**GIVEN RECORDS**
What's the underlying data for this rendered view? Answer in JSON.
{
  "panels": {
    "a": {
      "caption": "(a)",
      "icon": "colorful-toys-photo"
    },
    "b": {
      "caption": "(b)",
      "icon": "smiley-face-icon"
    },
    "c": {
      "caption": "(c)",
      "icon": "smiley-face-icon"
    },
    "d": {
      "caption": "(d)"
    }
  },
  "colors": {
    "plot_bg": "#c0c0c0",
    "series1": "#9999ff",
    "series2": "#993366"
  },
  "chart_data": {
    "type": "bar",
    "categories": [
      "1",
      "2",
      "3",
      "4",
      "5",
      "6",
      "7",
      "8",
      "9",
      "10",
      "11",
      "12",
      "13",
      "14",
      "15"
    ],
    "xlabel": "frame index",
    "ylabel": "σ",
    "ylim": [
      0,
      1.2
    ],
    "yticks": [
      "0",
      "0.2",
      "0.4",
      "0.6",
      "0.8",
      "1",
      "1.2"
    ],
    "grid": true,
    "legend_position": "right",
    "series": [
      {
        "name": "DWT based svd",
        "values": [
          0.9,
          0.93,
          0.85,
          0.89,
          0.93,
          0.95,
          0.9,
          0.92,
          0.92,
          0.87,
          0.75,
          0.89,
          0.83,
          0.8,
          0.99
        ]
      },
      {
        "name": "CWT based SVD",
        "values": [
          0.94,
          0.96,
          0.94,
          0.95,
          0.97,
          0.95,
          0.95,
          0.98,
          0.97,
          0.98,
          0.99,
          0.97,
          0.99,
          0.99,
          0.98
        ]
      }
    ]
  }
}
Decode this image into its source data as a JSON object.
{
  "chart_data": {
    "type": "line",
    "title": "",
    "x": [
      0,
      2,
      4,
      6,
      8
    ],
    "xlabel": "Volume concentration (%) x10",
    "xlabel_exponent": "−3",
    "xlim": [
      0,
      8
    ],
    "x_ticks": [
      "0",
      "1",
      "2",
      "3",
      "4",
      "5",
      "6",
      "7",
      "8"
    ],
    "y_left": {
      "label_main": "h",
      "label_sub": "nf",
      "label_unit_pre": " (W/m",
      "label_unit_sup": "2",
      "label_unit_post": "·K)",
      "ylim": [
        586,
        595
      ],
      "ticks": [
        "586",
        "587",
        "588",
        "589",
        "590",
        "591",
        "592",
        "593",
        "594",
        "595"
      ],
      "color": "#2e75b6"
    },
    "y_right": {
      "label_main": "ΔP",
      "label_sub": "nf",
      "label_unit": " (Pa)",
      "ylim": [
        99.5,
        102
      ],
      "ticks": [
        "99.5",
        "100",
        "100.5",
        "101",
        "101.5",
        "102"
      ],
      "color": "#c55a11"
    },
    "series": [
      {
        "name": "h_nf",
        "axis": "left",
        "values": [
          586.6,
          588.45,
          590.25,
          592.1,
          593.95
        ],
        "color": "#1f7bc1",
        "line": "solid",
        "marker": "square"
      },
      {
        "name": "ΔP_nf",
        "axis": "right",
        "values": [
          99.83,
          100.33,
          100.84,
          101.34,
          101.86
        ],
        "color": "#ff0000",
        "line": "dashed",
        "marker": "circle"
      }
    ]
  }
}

**TASK STATEMENT**
Copy every line of the records above that holds the word "JSON".

**FINAL ANSWER**
What's the underlying data for this rendered view? Answer in JSON.
Decode this image into its source data as a JSON object.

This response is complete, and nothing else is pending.